» **Problem description**:
Find how many lines in the data below mention "delta". Give the number only.

» **Record extracts**:
----------

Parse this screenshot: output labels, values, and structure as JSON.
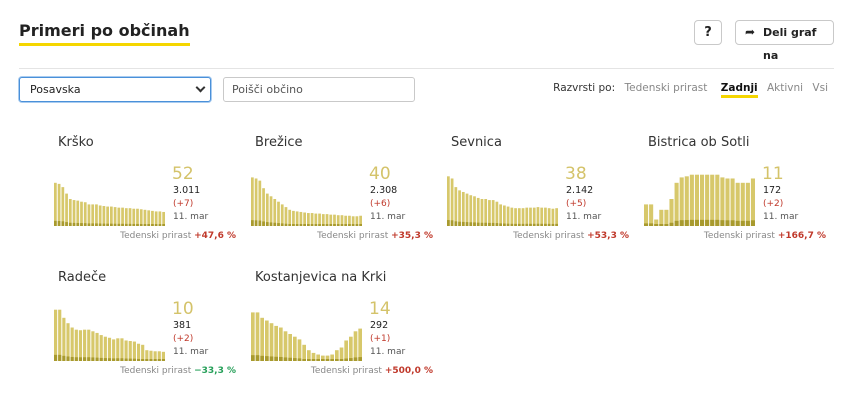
{
  "header": {
    "title": "Primeri po občinah",
    "help_label": "?",
    "share_label": "Deli graf na"
  },
  "controls": {
    "region_selected": "Posavska",
    "search_placeholder": "Poišči občino",
    "sort_label": "Razvrsti po:",
    "sort_options": [
      "Tedenski prirast",
      "Zadnji",
      "Aktivni",
      "Vsi"
    ],
    "sort_active": "Zadnji"
  },
  "colors": {
    "accent": "#f5d600",
    "bar": "#d7c86b",
    "bar_dark": "#a89a2e",
    "increase": "#c0392b",
    "decrease": "#27a05a"
  },
  "growth_label": "Tedenski prirast",
  "municipalities": [
    {
      "name": "Krško",
      "last": "52",
      "total": "3.011",
      "delta": "(+7)",
      "date": "11. mar",
      "growth": "+47,6 %",
      "trend": "pos",
      "bars": [
        80,
        78,
        72,
        60,
        50,
        48,
        47,
        45,
        44,
        40,
        40,
        40,
        38,
        37,
        36,
        36,
        35,
        34,
        34,
        33,
        33,
        32,
        32,
        31,
        30,
        29,
        28,
        27,
        27,
        26
      ]
    },
    {
      "name": "Brežice",
      "last": "40",
      "total": "2.308",
      "delta": "(+6)",
      "date": "11. mar",
      "growth": "+35,3 %",
      "trend": "pos",
      "bars": [
        90,
        88,
        84,
        70,
        60,
        55,
        50,
        45,
        40,
        35,
        30,
        28,
        27,
        26,
        25,
        24,
        24,
        23,
        23,
        22,
        22,
        21,
        21,
        20,
        20,
        19,
        19,
        18,
        18,
        19
      ]
    },
    {
      "name": "Sevnica",
      "last": "38",
      "total": "2.142",
      "delta": "(+5)",
      "date": "11. mar",
      "growth": "+53,3 %",
      "trend": "pos",
      "bars": [
        92,
        88,
        72,
        66,
        63,
        60,
        57,
        55,
        52,
        50,
        50,
        48,
        48,
        45,
        40,
        38,
        36,
        34,
        33,
        33,
        33,
        34,
        34,
        34,
        35,
        34,
        34,
        33,
        32,
        33
      ]
    },
    {
      "name": "Bistrica ob Sotli",
      "last": "11",
      "total": "172",
      "delta": "(+2)",
      "date": "11. mar",
      "growth": "+166,7 %",
      "trend": "pos",
      "bars": [
        40,
        40,
        12,
        30,
        30,
        50,
        80,
        90,
        92,
        95,
        95,
        95,
        95,
        95,
        95,
        90,
        88,
        88,
        80,
        80,
        80,
        88
      ]
    },
    {
      "name": "Radeče",
      "last": "10",
      "total": "381",
      "delta": "(+2)",
      "date": "11. mar",
      "growth": "−33,3 %",
      "trend": "neg",
      "bars": [
        95,
        95,
        80,
        70,
        62,
        58,
        57,
        58,
        58,
        55,
        52,
        48,
        45,
        43,
        40,
        42,
        42,
        38,
        37,
        36,
        32,
        30,
        20,
        19,
        18,
        18,
        17
      ]
    },
    {
      "name": "Kostanjevica na Krki",
      "last": "14",
      "total": "292",
      "delta": "(+1)",
      "date": "11. mar",
      "growth": "+500,0 %",
      "trend": "pos",
      "bars": [
        90,
        90,
        80,
        75,
        70,
        65,
        62,
        55,
        50,
        45,
        40,
        30,
        20,
        15,
        12,
        10,
        10,
        12,
        20,
        25,
        38,
        45,
        55,
        60
      ]
    }
  ]
}
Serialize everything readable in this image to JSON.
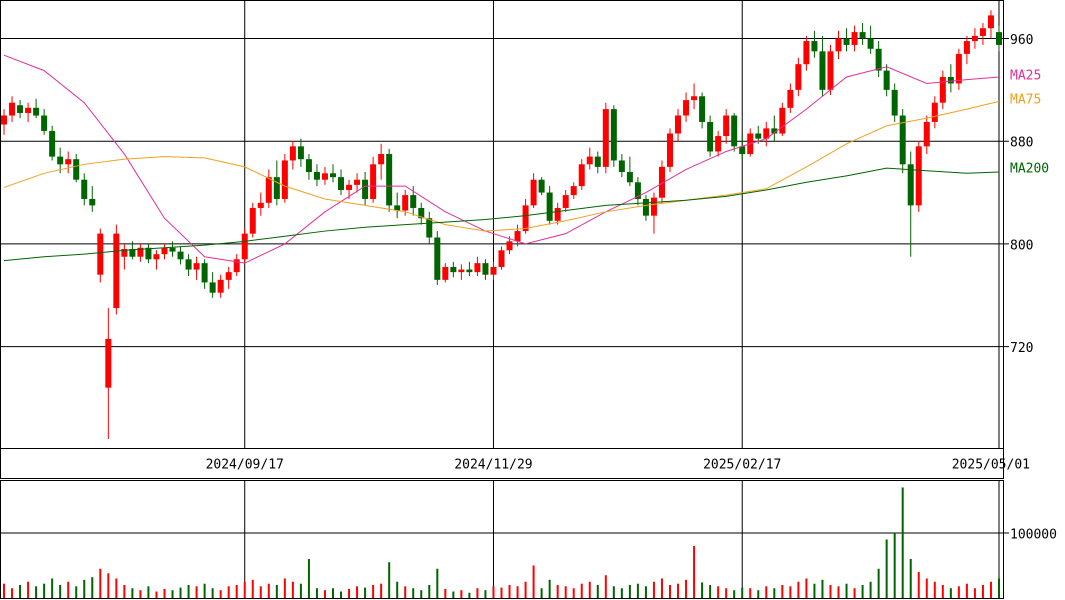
{
  "chart_data": [
    {
      "type": "candlestick",
      "up_color": "#ff0000",
      "down_color": "#006400",
      "xlim": [
        -0.5,
        124.5
      ],
      "xticks": [
        {
          "value": 30,
          "label": "2024/09/17"
        },
        {
          "value": 61,
          "label": "2024/11/29"
        },
        {
          "value": 92,
          "label": "2025/02/17"
        },
        {
          "value": 124,
          "label": "2025/05/01"
        }
      ],
      "ylim": [
        641,
        990
      ],
      "yticks": [
        720,
        800,
        880,
        960
      ],
      "grid": true,
      "ohlc": [
        [
          893,
          905,
          885,
          900
        ],
        [
          900,
          915,
          895,
          910
        ],
        [
          908,
          912,
          898,
          902
        ],
        [
          902,
          910,
          895,
          906
        ],
        [
          906,
          913,
          898,
          900
        ],
        [
          900,
          905,
          885,
          888
        ],
        [
          888,
          892,
          865,
          868
        ],
        [
          868,
          875,
          855,
          862
        ],
        [
          862,
          872,
          855,
          866
        ],
        [
          866,
          870,
          848,
          850
        ],
        [
          850,
          855,
          830,
          835
        ],
        [
          835,
          845,
          825,
          830
        ],
        [
          776,
          812,
          770,
          808
        ],
        [
          688,
          750,
          648,
          726
        ],
        [
          750,
          815,
          745,
          808
        ],
        [
          790,
          800,
          780,
          796
        ],
        [
          796,
          802,
          788,
          790
        ],
        [
          790,
          800,
          786,
          797
        ],
        [
          797,
          800,
          785,
          788
        ],
        [
          788,
          795,
          780,
          792
        ],
        [
          792,
          800,
          788,
          797
        ],
        [
          797,
          802,
          790,
          794
        ],
        [
          794,
          798,
          784,
          788
        ],
        [
          788,
          792,
          775,
          780
        ],
        [
          780,
          790,
          772,
          785
        ],
        [
          785,
          788,
          765,
          770
        ],
        [
          770,
          778,
          758,
          762
        ],
        [
          762,
          776,
          758,
          772
        ],
        [
          772,
          782,
          765,
          778
        ],
        [
          778,
          792,
          775,
          788
        ],
        [
          788,
          812,
          786,
          808
        ],
        [
          808,
          832,
          805,
          828
        ],
        [
          828,
          840,
          822,
          832
        ],
        [
          832,
          858,
          828,
          852
        ],
        [
          852,
          865,
          830,
          835
        ],
        [
          835,
          870,
          832,
          865
        ],
        [
          865,
          880,
          858,
          876
        ],
        [
          876,
          882,
          860,
          866
        ],
        [
          866,
          870,
          850,
          856
        ],
        [
          856,
          862,
          845,
          850
        ],
        [
          850,
          860,
          846,
          855
        ],
        [
          855,
          862,
          848,
          852
        ],
        [
          852,
          858,
          838,
          842
        ],
        [
          842,
          850,
          835,
          846
        ],
        [
          846,
          855,
          840,
          850
        ],
        [
          850,
          856,
          830,
          835
        ],
        [
          835,
          868,
          832,
          862
        ],
        [
          862,
          878,
          850,
          870
        ],
        [
          870,
          874,
          825,
          830
        ],
        [
          830,
          840,
          820,
          826
        ],
        [
          826,
          842,
          822,
          838
        ],
        [
          838,
          845,
          822,
          828
        ],
        [
          828,
          832,
          815,
          820
        ],
        [
          820,
          825,
          800,
          805
        ],
        [
          805,
          810,
          768,
          772
        ],
        [
          772,
          785,
          770,
          782
        ],
        [
          782,
          786,
          774,
          778
        ],
        [
          778,
          784,
          772,
          780
        ],
        [
          780,
          786,
          775,
          778
        ],
        [
          778,
          790,
          775,
          785
        ],
        [
          785,
          788,
          772,
          776
        ],
        [
          776,
          786,
          772,
          782
        ],
        [
          782,
          798,
          780,
          795
        ],
        [
          795,
          806,
          792,
          802
        ],
        [
          802,
          815,
          798,
          810
        ],
        [
          810,
          835,
          808,
          830
        ],
        [
          830,
          855,
          828,
          850
        ],
        [
          850,
          852,
          838,
          840
        ],
        [
          840,
          845,
          815,
          818
        ],
        [
          818,
          832,
          815,
          828
        ],
        [
          828,
          842,
          825,
          838
        ],
        [
          838,
          848,
          835,
          845
        ],
        [
          845,
          866,
          842,
          862
        ],
        [
          862,
          875,
          858,
          868
        ],
        [
          868,
          872,
          855,
          860
        ],
        [
          860,
          910,
          855,
          905
        ],
        [
          905,
          908,
          860,
          865
        ],
        [
          865,
          870,
          852,
          856
        ],
        [
          856,
          868,
          845,
          848
        ],
        [
          848,
          852,
          830,
          835
        ],
        [
          835,
          838,
          818,
          822
        ],
        [
          822,
          840,
          808,
          836
        ],
        [
          836,
          865,
          832,
          860
        ],
        [
          860,
          890,
          856,
          886
        ],
        [
          886,
          905,
          880,
          900
        ],
        [
          900,
          918,
          895,
          912
        ],
        [
          912,
          925,
          905,
          915
        ],
        [
          915,
          918,
          890,
          895
        ],
        [
          895,
          900,
          868,
          872
        ],
        [
          872,
          888,
          868,
          884
        ],
        [
          884,
          905,
          878,
          900
        ],
        [
          900,
          902,
          872,
          876
        ],
        [
          876,
          885,
          866,
          870
        ],
        [
          870,
          890,
          868,
          886
        ],
        [
          886,
          892,
          878,
          882
        ],
        [
          882,
          895,
          876,
          890
        ],
        [
          890,
          900,
          880,
          886
        ],
        [
          886,
          910,
          884,
          906
        ],
        [
          906,
          925,
          902,
          920
        ],
        [
          920,
          945,
          915,
          940
        ],
        [
          940,
          962,
          935,
          958
        ],
        [
          958,
          966,
          945,
          950
        ],
        [
          950,
          962,
          915,
          920
        ],
        [
          920,
          955,
          916,
          950
        ],
        [
          950,
          966,
          944,
          960
        ],
        [
          960,
          968,
          950,
          955
        ],
        [
          955,
          970,
          950,
          965
        ],
        [
          965,
          972,
          955,
          960
        ],
        [
          960,
          970,
          948,
          952
        ],
        [
          952,
          958,
          930,
          935
        ],
        [
          935,
          940,
          915,
          920
        ],
        [
          920,
          925,
          895,
          900
        ],
        [
          900,
          905,
          855,
          862
        ],
        [
          862,
          872,
          790,
          830
        ],
        [
          830,
          880,
          825,
          876
        ],
        [
          876,
          900,
          870,
          895
        ],
        [
          895,
          915,
          890,
          910
        ],
        [
          910,
          935,
          905,
          930
        ],
        [
          930,
          940,
          918,
          925
        ],
        [
          925,
          952,
          920,
          948
        ],
        [
          948,
          962,
          940,
          958
        ],
        [
          958,
          968,
          952,
          962
        ],
        [
          962,
          972,
          955,
          968
        ],
        [
          968,
          982,
          960,
          978
        ],
        [
          965,
          970,
          950,
          955
        ]
      ],
      "series": [
        {
          "name": "MA25",
          "color": "#e0309a",
          "x": [
            0,
            5,
            10,
            15,
            20,
            25,
            30,
            35,
            40,
            45,
            50,
            55,
            60,
            65,
            70,
            75,
            80,
            85,
            90,
            95,
            100,
            105,
            110,
            115,
            120,
            124
          ],
          "values": [
            947,
            935,
            910,
            870,
            820,
            790,
            785,
            800,
            825,
            845,
            845,
            825,
            810,
            800,
            808,
            825,
            840,
            858,
            872,
            882,
            905,
            930,
            938,
            925,
            928,
            930
          ]
        },
        {
          "name": "MA75",
          "color": "#f0a020",
          "x": [
            0,
            5,
            10,
            15,
            20,
            25,
            30,
            35,
            40,
            45,
            50,
            55,
            60,
            65,
            70,
            75,
            80,
            85,
            90,
            95,
            100,
            105,
            110,
            115,
            120,
            124
          ],
          "values": [
            844,
            855,
            862,
            866,
            868,
            867,
            860,
            845,
            835,
            830,
            825,
            815,
            810,
            812,
            818,
            825,
            830,
            834,
            838,
            843,
            860,
            878,
            892,
            898,
            905,
            911
          ]
        },
        {
          "name": "MA200",
          "color": "#006400",
          "x": [
            0,
            5,
            10,
            15,
            20,
            25,
            30,
            35,
            40,
            45,
            50,
            55,
            60,
            65,
            70,
            75,
            80,
            85,
            90,
            95,
            100,
            105,
            110,
            115,
            120,
            124
          ],
          "values": [
            787,
            790,
            792,
            795,
            797,
            799,
            802,
            806,
            810,
            813,
            815,
            817,
            819,
            822,
            826,
            830,
            832,
            834,
            837,
            842,
            848,
            853,
            859,
            857,
            855,
            856
          ]
        }
      ]
    },
    {
      "type": "bar",
      "ylim": [
        0,
        181500
      ],
      "yticks": [
        100000
      ],
      "grid": true,
      "values": [
        22000,
        15000,
        20000,
        25000,
        18000,
        22000,
        30000,
        20000,
        25000,
        18000,
        28000,
        32000,
        45000,
        38000,
        30000,
        20000,
        15000,
        12000,
        18000,
        10000,
        14000,
        12000,
        16000,
        20000,
        18000,
        22000,
        15000,
        12000,
        18000,
        20000,
        25000,
        28000,
        18000,
        22000,
        20000,
        30000,
        25000,
        22000,
        60000,
        15000,
        12000,
        15000,
        10000,
        14000,
        18000,
        16000,
        20000,
        22000,
        55000,
        25000,
        18000,
        15000,
        12000,
        20000,
        45000,
        14000,
        10000,
        12000,
        8000,
        15000,
        12000,
        18000,
        16000,
        20000,
        18000,
        25000,
        50000,
        15000,
        28000,
        20000,
        18000,
        15000,
        22000,
        25000,
        20000,
        35000,
        18000,
        15000,
        20000,
        22000,
        18000,
        25000,
        30000,
        20000,
        22000,
        28000,
        80000,
        24000,
        20000,
        18000,
        15000,
        12000,
        16000,
        15000,
        12000,
        18000,
        15000,
        20000,
        18000,
        25000,
        30000,
        22000,
        28000,
        20000,
        18000,
        22000,
        15000,
        20000,
        25000,
        45000,
        90000,
        100000,
        170000,
        60000,
        40000,
        30000,
        25000,
        20000,
        15000,
        18000,
        22000,
        15000,
        20000,
        25000,
        30000
      ]
    }
  ]
}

----------

» **Written response**:
6